Written request:
Scan the data below. Pull out each line where "plus" occurs.

Records:
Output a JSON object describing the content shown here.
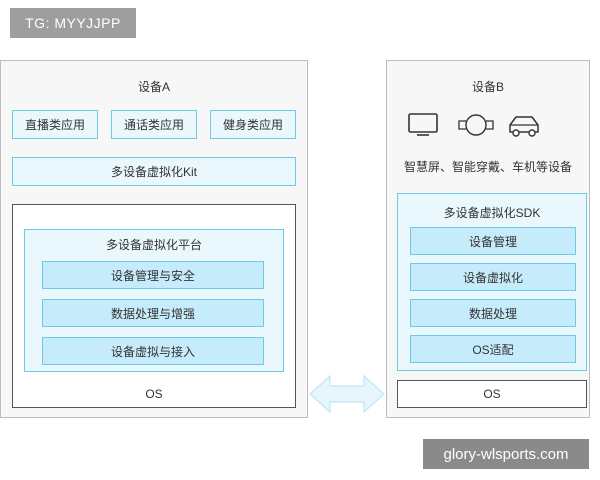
{
  "tag": "TG: MYYJJPP",
  "watermark": "glory-wlsports.com",
  "device_a": {
    "title": "设备A",
    "apps": [
      "直播类应用",
      "通话类应用",
      "健身类应用"
    ],
    "kit": "多设备虚拟化Kit",
    "platform": {
      "title": "多设备虚拟化平台",
      "modules": [
        "设备管理与安全",
        "数据处理与增强",
        "设备虚拟与接入"
      ]
    },
    "os": "OS"
  },
  "device_b": {
    "title": "设备B",
    "icons": [
      "tv-icon",
      "watch-icon",
      "car-icon"
    ],
    "caption": "智慧屏、智能穿戴、车机等设备",
    "sdk": {
      "title": "多设备虚拟化SDK",
      "modules": [
        "设备管理",
        "设备虚拟化",
        "数据处理",
        "OS适配"
      ]
    },
    "os": "OS"
  },
  "colors": {
    "light_box": "#eaf7fd",
    "blue_box": "#c6ebfa",
    "border_blue": "#6ecbe8",
    "panel": "#f7f7f7",
    "arrow_fill": "#e6f6fc"
  }
}
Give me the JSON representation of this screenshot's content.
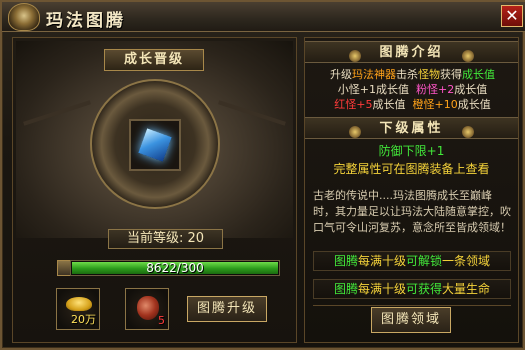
{
  "window": {
    "title": "玛法图腾",
    "close_label": "✕"
  },
  "left": {
    "level_header": "成长晋级",
    "current_level": "当前等级: 20",
    "exp": {
      "current": 8622,
      "max": 300,
      "text": "8622/300",
      "fill_fraction": 1.0
    },
    "gold_count": "20万",
    "heart_count": "5",
    "upgrade_button": "图腾升级"
  },
  "right": {
    "intro_header": "图腾介绍",
    "intro_line1": {
      "a": "升级",
      "b": "玛法神器",
      "c": "击杀",
      "d": "怪物",
      "e": "获得",
      "f": "成长值"
    },
    "intro_line2": {
      "a": "小怪+1成长值",
      "b": "粉怪+2",
      "c": "成长值"
    },
    "intro_line3": {
      "a": "红怪+5",
      "b": "成长值",
      "c": "橙怪+10",
      "d": "成长值"
    },
    "attr_header": "下级属性",
    "attr_value": "防御下限+1",
    "attr_note": "完整属性可在图腾装备上查看",
    "lore": "古老的传说中....玛法图腾成长至巅峰时，其力量足以让玛法大陆随意掌控，吹口气可令山河复苏，意念所至皆成领域！",
    "unlock1": {
      "a": "图腾",
      "b": "每满十级",
      "c": "可解锁",
      "d": "一条领域"
    },
    "unlock2": {
      "a": "图腾",
      "b": "每满十级",
      "c": "可获得",
      "d": "大量生命"
    },
    "domain_button": "图腾领域"
  }
}
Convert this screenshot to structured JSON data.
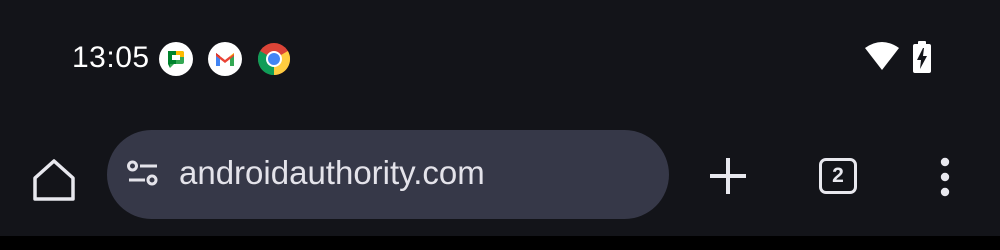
{
  "status_bar": {
    "time": "13:05",
    "notification_icons": [
      "google-chat-icon",
      "gmail-icon",
      "chrome-icon"
    ],
    "system_icons": [
      "wifi-icon",
      "battery-charging-icon"
    ]
  },
  "toolbar": {
    "home_icon": "home-icon",
    "url": "androidauthority.com",
    "page_info_icon": "tune-icon",
    "new_tab_icon": "plus-icon",
    "tab_count": "2",
    "menu_icon": "more-vert-icon"
  },
  "colors": {
    "background": "#131419",
    "omnibox": "#363848",
    "text": "#e4e3ea"
  }
}
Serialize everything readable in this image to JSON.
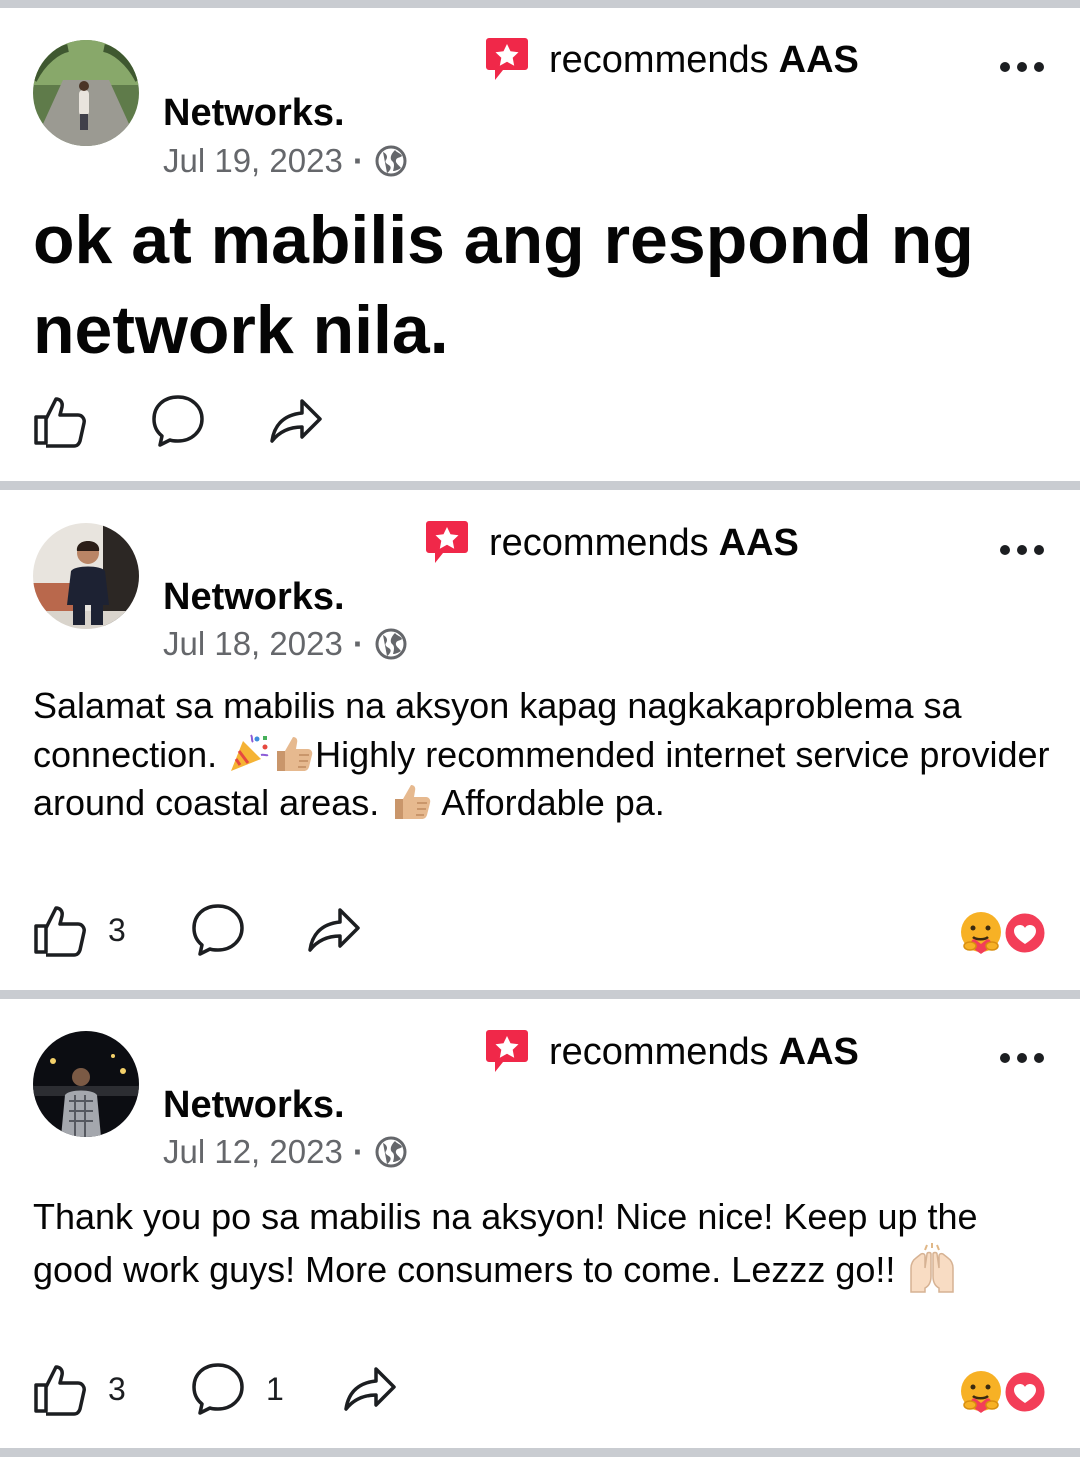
{
  "posts": [
    {
      "name": "Networks.",
      "recommends_prefix": "recommends",
      "page_name": "AAS",
      "date": "Jul 19, 2023",
      "text": "ok at mabilis ang respond ng network nila."
    },
    {
      "name": "Networks.",
      "recommends_prefix": "recommends",
      "page_name": "AAS",
      "date": "Jul 18, 2023",
      "text_1": "Salamat sa mabilis na aksyon kapag nagkakaproblema sa connection.",
      "text_2": "Highly recommended internet service provider around coastal areas.",
      "text_3": "Affordable pa.",
      "like_count": "3",
      "emojis": [
        "party-popper",
        "thumbs-up",
        "thumbs-up"
      ],
      "reactions": [
        "care",
        "love"
      ]
    },
    {
      "name": "Networks.",
      "recommends_prefix": "recommends",
      "page_name": "AAS",
      "date": "Jul 12, 2023",
      "text": "Thank you po sa mabilis na aksyon! Nice nice! Keep up the good work guys! More consumers to come. Lezzz go!!",
      "like_count": "3",
      "comment_count": "1",
      "emojis": [
        "raising-hands"
      ],
      "reactions": [
        "care",
        "love"
      ]
    }
  ],
  "colors": {
    "divider": "#c9ccd1",
    "recommend_red": "#f02849",
    "meta_gray": "#65676b",
    "love_red": "#f33e58",
    "care_yellow": "#f7b125"
  }
}
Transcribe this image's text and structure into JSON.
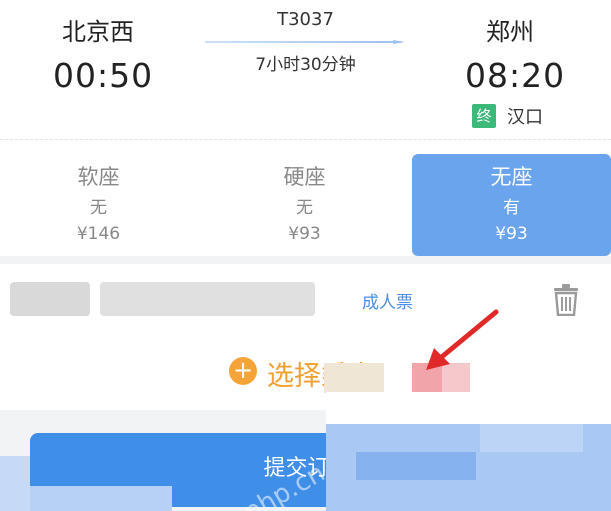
{
  "trip": {
    "from_station": "北京西",
    "to_station": "郑州",
    "train_number": "T3037",
    "depart_time": "00:50",
    "arrive_time": "08:20",
    "duration": "7小时30分钟",
    "terminal_badge": "终",
    "terminal_station": "汉口"
  },
  "seats": [
    {
      "name": "软座",
      "availability": "无",
      "price": "¥146",
      "selected": false
    },
    {
      "name": "硬座",
      "availability": "无",
      "price": "¥93",
      "selected": false
    },
    {
      "name": "无座",
      "availability": "有",
      "price": "¥93",
      "selected": true
    }
  ],
  "passenger": {
    "ticket_type": "成人票",
    "delete_icon": "trash-icon"
  },
  "add_passenger": {
    "icon": "plus-circle-icon",
    "label": "选择乘客"
  },
  "submit": {
    "label": "提交订单"
  },
  "watermark": "php.cn",
  "colors": {
    "accent_blue": "#3f8ee8",
    "selected_seat": "#6aa4ed",
    "orange": "#f5a43a",
    "terminal_green": "#3cb878",
    "arrow_red": "#e02a2a"
  }
}
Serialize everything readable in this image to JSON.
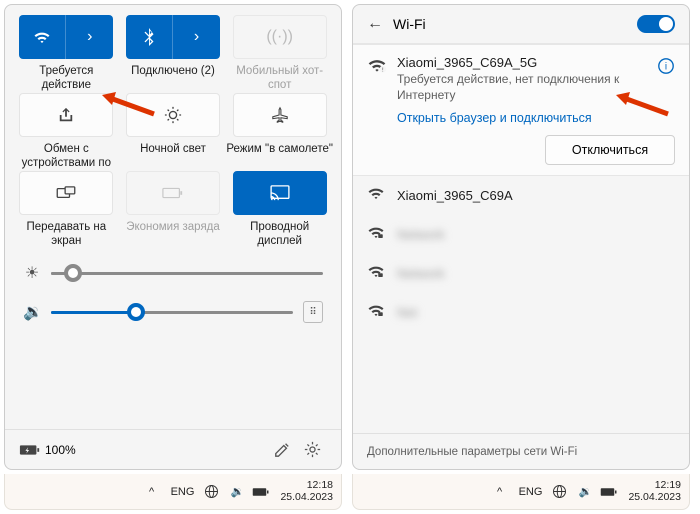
{
  "left": {
    "tiles": {
      "wifi_label": "Требуется действие",
      "bt_label": "Подключено (2)",
      "hotspot_label": "Мобильный хот-спот",
      "share_label": "Обмен с устройствами по",
      "night_label": "Ночной свет",
      "airplane_label": "Режим \"в самолете\"",
      "project_label": "Передавать на экран",
      "battery_saver_label": "Экономия заряда",
      "wired_label": "Проводной дисплей"
    },
    "battery_text": "100%",
    "audio_out_icon": "🔊"
  },
  "right": {
    "title": "Wi-Fi",
    "current": {
      "name": "Xiaomi_3965_C69A_5G",
      "status": "Требуется действие, нет подключения к Интернету",
      "link": "Открыть браузер и подключиться",
      "disconnect": "Отключиться"
    },
    "others": [
      "Xiaomi_3965_C69A",
      "hidden-1",
      "hidden-2",
      "hidden-3"
    ],
    "footer": "Дополнительные параметры сети Wi-Fi"
  },
  "taskbar_left": {
    "lang": "ENG",
    "time": "12:18",
    "date": "25.04.2023"
  },
  "taskbar_right": {
    "lang": "ENG",
    "time": "12:19",
    "date": "25.04.2023"
  }
}
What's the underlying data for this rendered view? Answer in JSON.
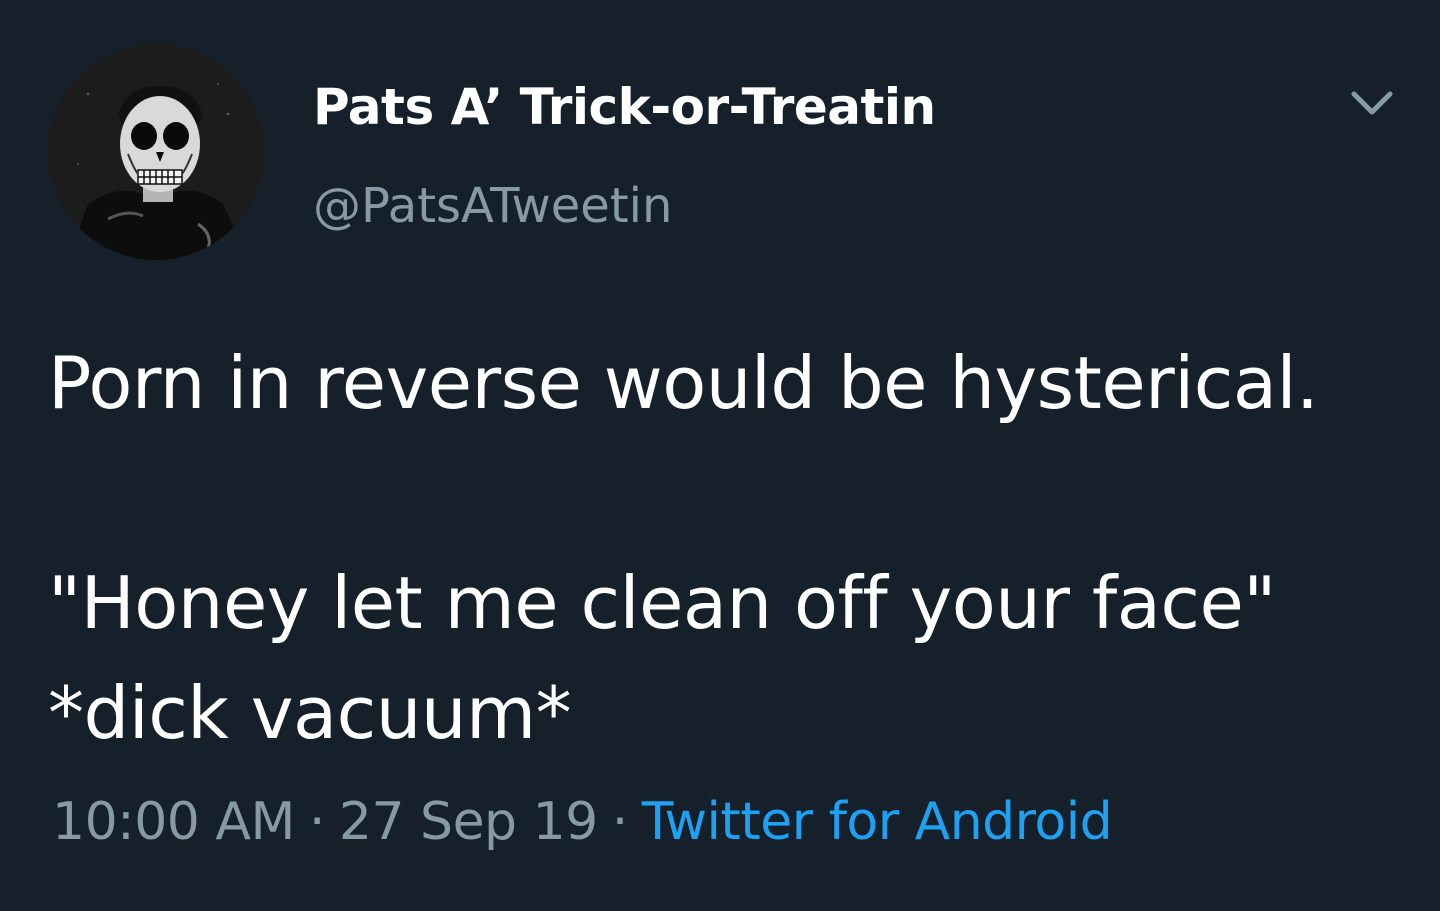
{
  "tweet": {
    "display_name": "Pats A’ Trick-or-Treatin",
    "handle": "@PatsATweetin",
    "text": "Porn in reverse would be hysterical.\n\n\"Honey let me clean off your face\"\n*dick vacuum*",
    "time": "10:00 AM",
    "separator": "·",
    "date": "27 Sep 19",
    "source": "Twitter for Android",
    "avatar_icon": "skull-face-avatar",
    "menu_icon": "chevron-down-icon"
  },
  "colors": {
    "background": "#15202b",
    "primary_text": "#ffffff",
    "secondary_text": "#8899a6",
    "link": "#1da1f2"
  }
}
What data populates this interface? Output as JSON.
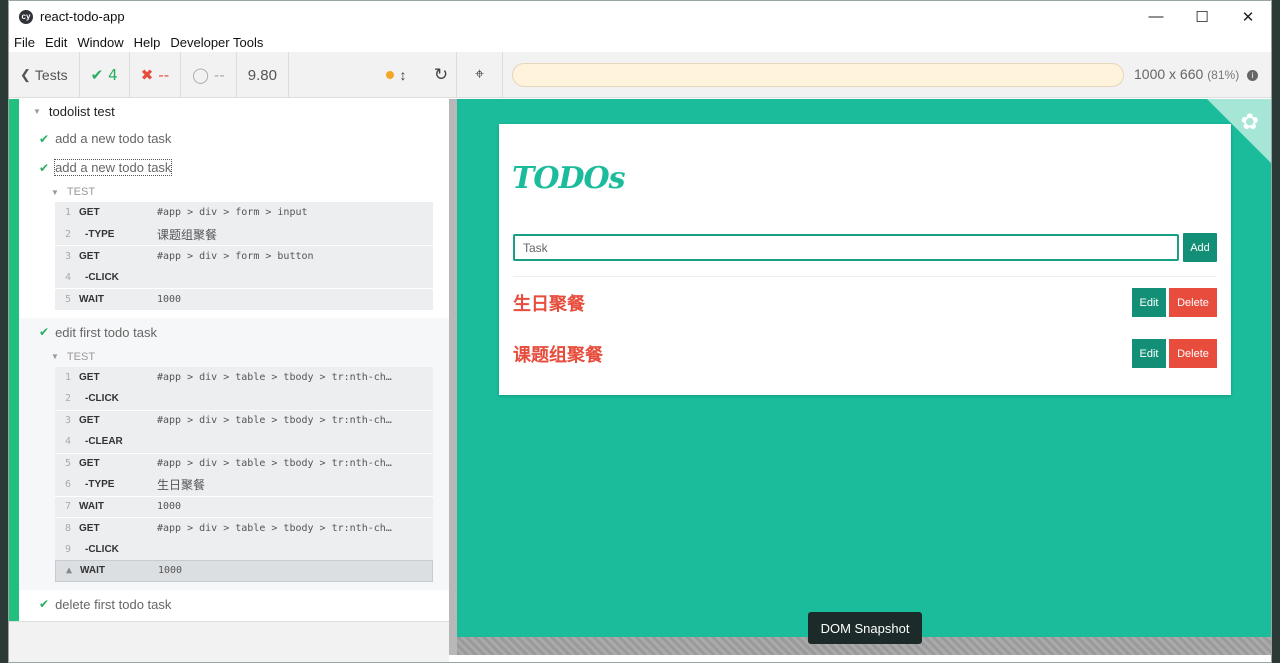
{
  "window": {
    "title": "react-todo-app",
    "app_icon": "cy",
    "controls": {
      "minimize": "—",
      "maximize": "☐",
      "close": "✕"
    }
  },
  "menu": [
    "File",
    "Edit",
    "Window",
    "Help",
    "Developer Tools"
  ],
  "toolbar": {
    "tests_label": "Tests",
    "passed": "4",
    "failed": "--",
    "pending": "--",
    "duration": "9.80",
    "viewport_size": "1000 x 660",
    "viewport_scale": "(81%)",
    "info_glyph": "i"
  },
  "reporter": {
    "suite_title": "todolist test",
    "tests": [
      {
        "title": "add a new todo task"
      },
      {
        "title": "add a new todo task",
        "section": "TEST",
        "commands": [
          {
            "n": "1",
            "name": "GET",
            "msg": "#app > div > form > input"
          },
          {
            "n": "2",
            "name": "-TYPE",
            "msg": "课题组聚餐"
          },
          {
            "n": "3",
            "name": "GET",
            "msg": "#app > div > form > button"
          },
          {
            "n": "4",
            "name": "-CLICK",
            "msg": ""
          },
          {
            "n": "5",
            "name": "WAIT",
            "msg": "1000"
          }
        ]
      },
      {
        "title": "edit first todo task",
        "section": "TEST",
        "commands": [
          {
            "n": "1",
            "name": "GET",
            "msg": "#app > div > table > tbody > tr:nth-ch…"
          },
          {
            "n": "2",
            "name": "-CLICK",
            "msg": ""
          },
          {
            "n": "3",
            "name": "GET",
            "msg": "#app > div > table > tbody > tr:nth-ch…"
          },
          {
            "n": "4",
            "name": "-CLEAR",
            "msg": ""
          },
          {
            "n": "5",
            "name": "GET",
            "msg": "#app > div > table > tbody > tr:nth-ch…"
          },
          {
            "n": "6",
            "name": "-TYPE",
            "msg": "生日聚餐"
          },
          {
            "n": "7",
            "name": "WAIT",
            "msg": "1000"
          },
          {
            "n": "8",
            "name": "GET",
            "msg": "#app > div > table > tbody > tr:nth-ch…"
          },
          {
            "n": "9",
            "name": "-CLICK",
            "msg": ""
          },
          {
            "n": "",
            "name": "WAIT",
            "msg": "1000"
          }
        ]
      },
      {
        "title": "delete first todo task"
      }
    ]
  },
  "app": {
    "heading": "TODOs",
    "input_placeholder": "Task",
    "add_label": "Add",
    "todos": [
      {
        "text": "生日聚餐",
        "edit": "Edit",
        "delete": "Delete"
      },
      {
        "text": "课题组聚餐",
        "edit": "Edit",
        "delete": "Delete"
      }
    ]
  },
  "snapshot_label": "DOM Snapshot",
  "colors": {
    "accent": "#1abc9c",
    "pass": "#27ae60",
    "danger": "#e74c3c",
    "button": "#148f77"
  }
}
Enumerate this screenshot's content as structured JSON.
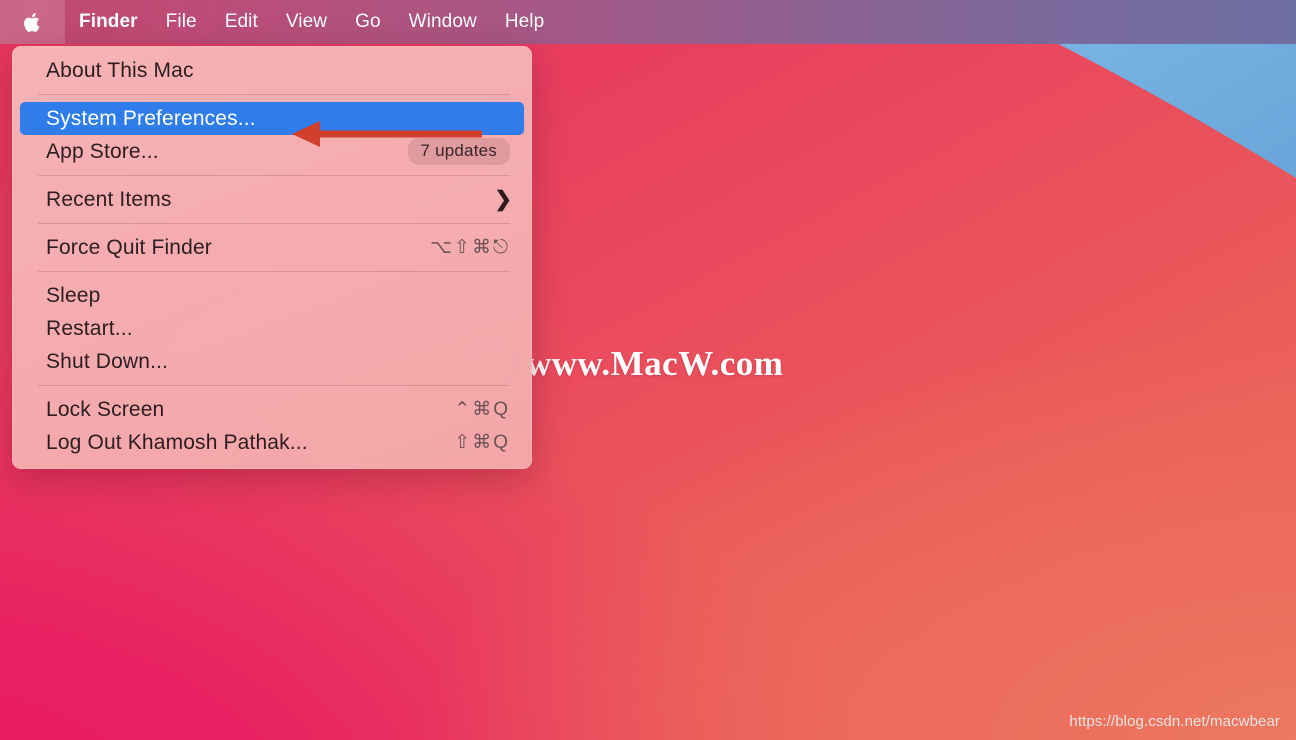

Answer to the task:
    "new_tab_icon": "plus-icon",
    "icon": "plus-circle-icon",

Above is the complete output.